* The exercise
Exactly repeat the material, dropping every picture from the copy.

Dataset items
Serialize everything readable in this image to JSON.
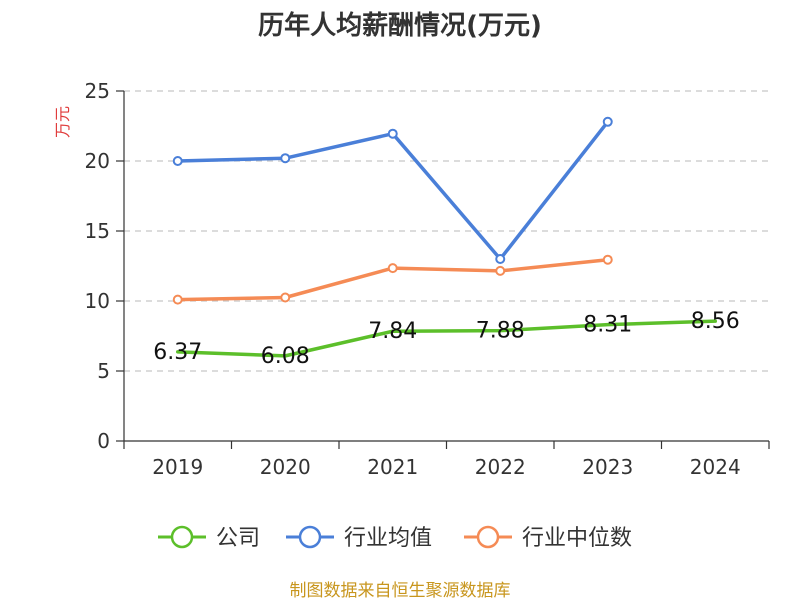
{
  "chart_data": {
    "type": "line",
    "title": "历年人均薪酬情况(万元)",
    "ylabel": "万元",
    "categories": [
      "2019",
      "2020",
      "2021",
      "2022",
      "2023",
      "2024"
    ],
    "ylim": [
      0,
      25
    ],
    "yticks": [
      "0",
      "5",
      "10",
      "15",
      "20",
      "25"
    ],
    "grid": true,
    "legend_position": "bottom",
    "series": [
      {
        "name": "公司",
        "color": "#5cbf2a",
        "values": [
          6.37,
          6.08,
          7.84,
          7.88,
          8.31,
          8.56
        ],
        "labels": [
          "6.37",
          "6.08",
          "7.84",
          "7.88",
          "8.31",
          "8.56"
        ]
      },
      {
        "name": "行业均值",
        "color": "#4a7fd8",
        "values": [
          20.0,
          20.2,
          21.95,
          13.0,
          22.8,
          null
        ]
      },
      {
        "name": "行业中位数",
        "color": "#f58b55",
        "values": [
          10.1,
          10.25,
          12.35,
          12.15,
          12.95,
          null
        ]
      }
    ],
    "ylabel_color": "#e03c3c",
    "source_color": "#c8961e"
  },
  "footer": {
    "source": "制图数据来自恒生聚源数据库"
  }
}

* Response to the task
Serialize everything readable in this image to JSON.
{
  "chart_data": {
    "type": "line",
    "title": "历年人均薪酬情况(万元)",
    "ylabel": "万元",
    "categories": [
      "2019",
      "2020",
      "2021",
      "2022",
      "2023",
      "2024"
    ],
    "ylim": [
      0,
      25
    ],
    "yticks": [
      "0",
      "5",
      "10",
      "15",
      "20",
      "25"
    ],
    "grid": true,
    "legend_position": "bottom",
    "series": [
      {
        "name": "公司",
        "color": "#5cbf2a",
        "values": [
          6.37,
          6.08,
          7.84,
          7.88,
          8.31,
          8.56
        ],
        "labels": [
          "6.37",
          "6.08",
          "7.84",
          "7.88",
          "8.31",
          "8.56"
        ]
      },
      {
        "name": "行业均值",
        "color": "#4a7fd8",
        "values": [
          20.0,
          20.2,
          21.95,
          13.0,
          22.8,
          null
        ]
      },
      {
        "name": "行业中位数",
        "color": "#f58b55",
        "values": [
          10.1,
          10.25,
          12.35,
          12.15,
          12.95,
          null
        ]
      }
    ],
    "ylabel_color": "#e03c3c",
    "source_color": "#c8961e"
  },
  "footer": {
    "source": "制图数据来自恒生聚源数据库"
  }
}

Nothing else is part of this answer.